(Work required): Locate all lines in the data below that hold "PyMe" and show them.

(Stored data):

★ ★ ★

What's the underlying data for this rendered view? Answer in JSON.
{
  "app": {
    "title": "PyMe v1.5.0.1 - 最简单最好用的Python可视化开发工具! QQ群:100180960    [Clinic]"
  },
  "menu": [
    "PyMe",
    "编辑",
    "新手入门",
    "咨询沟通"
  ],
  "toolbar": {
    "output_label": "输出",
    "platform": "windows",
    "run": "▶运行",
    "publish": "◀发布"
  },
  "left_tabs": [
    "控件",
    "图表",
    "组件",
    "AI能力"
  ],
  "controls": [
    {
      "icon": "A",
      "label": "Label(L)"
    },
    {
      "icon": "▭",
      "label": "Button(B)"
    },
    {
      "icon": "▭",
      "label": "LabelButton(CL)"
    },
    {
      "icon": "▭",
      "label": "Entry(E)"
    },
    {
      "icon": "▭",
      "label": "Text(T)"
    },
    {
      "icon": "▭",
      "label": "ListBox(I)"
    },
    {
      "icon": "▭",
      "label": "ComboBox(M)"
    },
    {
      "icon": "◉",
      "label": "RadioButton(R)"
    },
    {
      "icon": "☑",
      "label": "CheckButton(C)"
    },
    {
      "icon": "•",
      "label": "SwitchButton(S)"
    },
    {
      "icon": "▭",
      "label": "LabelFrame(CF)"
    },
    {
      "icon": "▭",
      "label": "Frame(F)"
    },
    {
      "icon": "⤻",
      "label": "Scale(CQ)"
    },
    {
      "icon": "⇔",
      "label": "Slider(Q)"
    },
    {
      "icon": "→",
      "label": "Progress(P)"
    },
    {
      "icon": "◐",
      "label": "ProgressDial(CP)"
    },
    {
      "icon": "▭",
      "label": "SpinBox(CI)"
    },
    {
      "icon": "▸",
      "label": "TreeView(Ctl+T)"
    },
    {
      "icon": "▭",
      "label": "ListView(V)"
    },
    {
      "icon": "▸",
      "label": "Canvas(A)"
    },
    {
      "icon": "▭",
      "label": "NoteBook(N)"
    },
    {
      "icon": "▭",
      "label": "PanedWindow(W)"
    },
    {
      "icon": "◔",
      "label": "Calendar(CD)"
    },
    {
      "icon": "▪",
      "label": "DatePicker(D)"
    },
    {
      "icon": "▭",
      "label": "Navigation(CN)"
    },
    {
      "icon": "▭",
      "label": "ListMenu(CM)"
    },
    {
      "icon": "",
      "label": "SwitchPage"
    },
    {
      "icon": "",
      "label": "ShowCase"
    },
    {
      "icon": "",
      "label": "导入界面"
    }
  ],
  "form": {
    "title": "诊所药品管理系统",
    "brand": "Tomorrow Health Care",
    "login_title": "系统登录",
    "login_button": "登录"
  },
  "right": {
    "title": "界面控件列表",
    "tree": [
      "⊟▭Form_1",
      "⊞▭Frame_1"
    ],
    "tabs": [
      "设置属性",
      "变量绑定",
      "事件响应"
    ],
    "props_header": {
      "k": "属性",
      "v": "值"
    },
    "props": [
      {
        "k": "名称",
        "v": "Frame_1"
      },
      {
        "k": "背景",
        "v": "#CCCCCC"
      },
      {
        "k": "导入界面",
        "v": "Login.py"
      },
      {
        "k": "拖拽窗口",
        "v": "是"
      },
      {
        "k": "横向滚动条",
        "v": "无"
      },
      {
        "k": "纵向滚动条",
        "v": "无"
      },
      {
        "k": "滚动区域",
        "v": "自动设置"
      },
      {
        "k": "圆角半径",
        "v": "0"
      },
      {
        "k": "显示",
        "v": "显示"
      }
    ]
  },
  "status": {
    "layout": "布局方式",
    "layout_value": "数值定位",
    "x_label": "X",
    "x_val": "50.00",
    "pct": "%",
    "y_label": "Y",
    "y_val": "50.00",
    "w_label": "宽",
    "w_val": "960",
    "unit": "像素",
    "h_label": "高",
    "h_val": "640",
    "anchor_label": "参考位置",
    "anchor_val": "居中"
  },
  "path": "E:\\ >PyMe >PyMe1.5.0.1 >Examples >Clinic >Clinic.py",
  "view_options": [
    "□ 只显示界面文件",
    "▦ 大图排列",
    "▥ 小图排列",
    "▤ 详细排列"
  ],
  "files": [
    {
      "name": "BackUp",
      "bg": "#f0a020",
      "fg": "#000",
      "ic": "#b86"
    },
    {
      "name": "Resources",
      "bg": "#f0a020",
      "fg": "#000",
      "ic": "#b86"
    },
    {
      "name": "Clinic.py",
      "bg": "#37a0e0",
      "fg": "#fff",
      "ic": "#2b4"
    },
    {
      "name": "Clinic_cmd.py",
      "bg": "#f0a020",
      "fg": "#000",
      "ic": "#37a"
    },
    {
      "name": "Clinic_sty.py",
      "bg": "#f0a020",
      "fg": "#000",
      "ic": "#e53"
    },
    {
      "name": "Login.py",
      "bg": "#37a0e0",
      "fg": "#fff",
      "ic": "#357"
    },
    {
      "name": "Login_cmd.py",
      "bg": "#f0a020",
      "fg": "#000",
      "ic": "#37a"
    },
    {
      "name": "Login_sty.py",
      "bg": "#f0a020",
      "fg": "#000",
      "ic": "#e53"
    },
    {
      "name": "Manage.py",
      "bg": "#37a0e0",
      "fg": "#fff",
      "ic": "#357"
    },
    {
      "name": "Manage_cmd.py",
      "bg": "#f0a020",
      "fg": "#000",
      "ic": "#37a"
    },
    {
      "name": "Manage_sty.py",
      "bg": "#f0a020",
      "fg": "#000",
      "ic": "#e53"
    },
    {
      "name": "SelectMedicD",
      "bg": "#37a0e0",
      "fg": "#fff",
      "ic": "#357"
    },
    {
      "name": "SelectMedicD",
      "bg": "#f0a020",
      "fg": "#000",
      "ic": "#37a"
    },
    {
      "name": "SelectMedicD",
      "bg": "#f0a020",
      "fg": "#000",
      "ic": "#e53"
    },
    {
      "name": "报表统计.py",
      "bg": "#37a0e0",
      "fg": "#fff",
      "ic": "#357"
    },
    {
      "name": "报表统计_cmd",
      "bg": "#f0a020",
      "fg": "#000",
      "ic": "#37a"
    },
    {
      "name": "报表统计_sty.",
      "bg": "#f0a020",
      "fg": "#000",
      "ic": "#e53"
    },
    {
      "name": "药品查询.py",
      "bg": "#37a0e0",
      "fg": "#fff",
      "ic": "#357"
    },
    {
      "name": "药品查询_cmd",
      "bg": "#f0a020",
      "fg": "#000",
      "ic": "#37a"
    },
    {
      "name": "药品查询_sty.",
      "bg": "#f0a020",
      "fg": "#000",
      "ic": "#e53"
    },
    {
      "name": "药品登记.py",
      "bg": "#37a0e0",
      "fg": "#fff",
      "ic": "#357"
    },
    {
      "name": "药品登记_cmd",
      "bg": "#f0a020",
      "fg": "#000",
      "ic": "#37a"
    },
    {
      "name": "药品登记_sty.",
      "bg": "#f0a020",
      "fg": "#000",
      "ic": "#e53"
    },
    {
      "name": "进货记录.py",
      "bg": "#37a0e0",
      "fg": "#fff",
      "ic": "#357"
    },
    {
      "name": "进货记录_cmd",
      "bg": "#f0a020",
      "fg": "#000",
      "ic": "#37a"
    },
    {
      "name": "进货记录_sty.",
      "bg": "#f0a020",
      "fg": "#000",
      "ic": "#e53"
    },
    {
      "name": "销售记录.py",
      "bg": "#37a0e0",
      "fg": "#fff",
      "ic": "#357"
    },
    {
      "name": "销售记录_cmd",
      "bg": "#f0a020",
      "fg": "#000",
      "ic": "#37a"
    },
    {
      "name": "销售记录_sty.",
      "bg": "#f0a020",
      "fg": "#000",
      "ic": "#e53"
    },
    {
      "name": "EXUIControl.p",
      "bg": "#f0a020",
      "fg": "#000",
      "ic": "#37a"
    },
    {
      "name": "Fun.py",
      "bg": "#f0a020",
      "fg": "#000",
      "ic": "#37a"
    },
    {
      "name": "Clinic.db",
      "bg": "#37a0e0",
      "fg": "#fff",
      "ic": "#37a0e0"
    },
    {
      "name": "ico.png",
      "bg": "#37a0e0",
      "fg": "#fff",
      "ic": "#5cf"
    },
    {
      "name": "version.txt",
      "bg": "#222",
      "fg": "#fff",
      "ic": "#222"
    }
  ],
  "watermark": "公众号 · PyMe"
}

★ ★ ★

(Solution to this task):
    "title": "PyMe v1.5.0.1 - 最简单最好用的Python可视化开发工具! QQ群:100180960    [Clinic]"
    "PyMe",
  "path": "E:\\ >PyMe >PyMe1.5.0.1 >Examples >Clinic >Clinic.py",
  "watermark": "公众号 · PyMe"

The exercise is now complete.